TASK STATEMENT => Below is a listing; copy all of it exactly.

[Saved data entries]
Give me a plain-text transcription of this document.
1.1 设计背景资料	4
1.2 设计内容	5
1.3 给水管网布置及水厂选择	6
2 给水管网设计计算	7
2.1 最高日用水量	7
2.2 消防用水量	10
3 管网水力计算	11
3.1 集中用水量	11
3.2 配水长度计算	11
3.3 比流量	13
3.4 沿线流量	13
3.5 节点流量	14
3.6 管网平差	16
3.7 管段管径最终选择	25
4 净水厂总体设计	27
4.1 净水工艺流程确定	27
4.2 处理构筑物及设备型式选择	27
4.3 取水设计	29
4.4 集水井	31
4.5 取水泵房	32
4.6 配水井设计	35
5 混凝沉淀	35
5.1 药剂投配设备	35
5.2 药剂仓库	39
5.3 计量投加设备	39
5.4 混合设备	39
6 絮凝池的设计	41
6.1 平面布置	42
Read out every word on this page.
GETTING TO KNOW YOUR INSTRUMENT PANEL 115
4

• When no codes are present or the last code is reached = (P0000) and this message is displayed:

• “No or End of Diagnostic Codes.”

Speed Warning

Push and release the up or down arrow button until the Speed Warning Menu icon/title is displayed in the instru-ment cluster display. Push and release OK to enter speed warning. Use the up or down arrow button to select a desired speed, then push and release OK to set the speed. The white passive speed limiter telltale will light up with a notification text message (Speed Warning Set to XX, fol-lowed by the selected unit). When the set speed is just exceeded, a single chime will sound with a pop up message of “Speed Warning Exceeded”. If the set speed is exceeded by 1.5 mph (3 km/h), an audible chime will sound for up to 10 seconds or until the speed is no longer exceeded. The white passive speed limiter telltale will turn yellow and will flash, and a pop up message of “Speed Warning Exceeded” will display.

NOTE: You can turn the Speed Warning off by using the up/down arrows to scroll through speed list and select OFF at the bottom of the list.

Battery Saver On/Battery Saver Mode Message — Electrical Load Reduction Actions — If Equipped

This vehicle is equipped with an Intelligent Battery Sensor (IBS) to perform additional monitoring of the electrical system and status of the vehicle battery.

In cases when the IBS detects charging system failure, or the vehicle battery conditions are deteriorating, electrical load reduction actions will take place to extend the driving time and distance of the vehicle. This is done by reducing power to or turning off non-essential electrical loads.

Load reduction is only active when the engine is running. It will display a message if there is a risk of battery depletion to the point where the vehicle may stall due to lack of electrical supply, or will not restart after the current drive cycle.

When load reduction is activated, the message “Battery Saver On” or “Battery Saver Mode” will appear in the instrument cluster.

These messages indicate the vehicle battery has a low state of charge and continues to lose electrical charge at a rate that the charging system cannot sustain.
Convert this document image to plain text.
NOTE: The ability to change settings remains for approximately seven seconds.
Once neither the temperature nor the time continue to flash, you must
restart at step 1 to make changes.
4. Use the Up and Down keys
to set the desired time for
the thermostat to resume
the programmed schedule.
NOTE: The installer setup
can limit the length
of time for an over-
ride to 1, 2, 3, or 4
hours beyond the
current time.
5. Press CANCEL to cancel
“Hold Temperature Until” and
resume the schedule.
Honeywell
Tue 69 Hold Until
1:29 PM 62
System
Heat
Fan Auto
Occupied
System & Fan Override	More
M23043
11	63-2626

WRITTEN ANSWER =>
Give me a plain-text transcription of this document.
1.1 设计背景资料	4
1.2 设计内容	5
1.3 给水管网布置及水厂选择	6
2 给水管网设计计算	7
2.1 最高日用水量	7
2.2 消防用水量	10
3 管网水力计算	11
3.1 集中用水量	11
3.2 配水长度计算	11
3.3 比流量	13
3.4 沿线流量	13
3.5 节点流量	14
3.6 管网平差	16
3.7 管段管径最终选择	25
4 净水厂总体设计	27
4.1 净水工艺流程确定	27
4.2 处理构筑物及设备型式选择	27
4.3 取水设计	29
4.4 集水井	31
4.5 取水泵房	32
4.6 配水井设计	35
5 混凝沉淀	35
5.1 药剂投配设备	35
5.2 药剂仓库	39
5.3 计量投加设备	39
5.4 混合设备	39
6 絮凝池的设计	41
6.1 平面布置	42
Read out every word on this page.
GETTING TO KNOW YOUR INSTRUMENT PANEL 115
4

• When no codes are present or the last code is reached = (P0000) and this message is displayed:

• “No or End of Diagnostic Codes.”

Speed Warning

Push and release the up or down arrow button until the Speed Warning Menu icon/title is displayed in the instru-ment cluster display. Push and release OK to enter speed warning. Use the up or down arrow button to select a desired speed, then push and release OK to set the speed. The white passive speed limiter telltale will light up with a notification text message (Speed Warning Set to XX, fol-lowed by the selected unit). When the set speed is just exceeded, a single chime will sound with a pop up message of “Speed Warning Exceeded”. If the set speed is exceeded by 1.5 mph (3 km/h), an audible chime will sound for up to 10 seconds or until the speed is no longer exceeded. The white passive speed limiter telltale will turn yellow and will flash, and a pop up message of “Speed Warning Exceeded” will display.

NOTE: You can turn the Speed Warning off by using the up/down arrows to scroll through speed list and select OFF at the bottom of the list.

Battery Saver On/Battery Saver Mode Message — Electrical Load Reduction Actions — If Equipped

This vehicle is equipped with an Intelligent Battery Sensor (IBS) to perform additional monitoring of the electrical system and status of the vehicle battery.

In cases when the IBS detects charging system failure, or the vehicle battery conditions are deteriorating, electrical load reduction actions will take place to extend the driving time and distance of the vehicle. This is done by reducing power to or turning off non-essential electrical loads.

Load reduction is only active when the engine is running. It will display a message if there is a risk of battery depletion to the point where the vehicle may stall due to lack of electrical supply, or will not restart after the current drive cycle.

When load reduction is activated, the message “Battery Saver On” or “Battery Saver Mode” will appear in the instrument cluster.

These messages indicate the vehicle battery has a low state of charge and continues to lose electrical charge at a rate that the charging system cannot sustain.
Convert this document image to plain text.
NOTE: The ability to change settings remains for approximately seven seconds.
Once neither the temperature nor the time continue to flash, you must
restart at step 1 to make changes.
4. Use the Up and Down keys
to set the desired time for
the thermostat to resume
the programmed schedule.
NOTE: The installer setup
can limit the length
of time for an over-
ride to 1, 2, 3, or 4
hours beyond the
current time.
5. Press CANCEL to cancel
“Hold Temperature Until” and
resume the schedule.
Honeywell
Tue 69 Hold Until
1:29 PM 62
System
Heat
Fan Auto
Occupied
System & Fan Override	More
M23043
11	63-2626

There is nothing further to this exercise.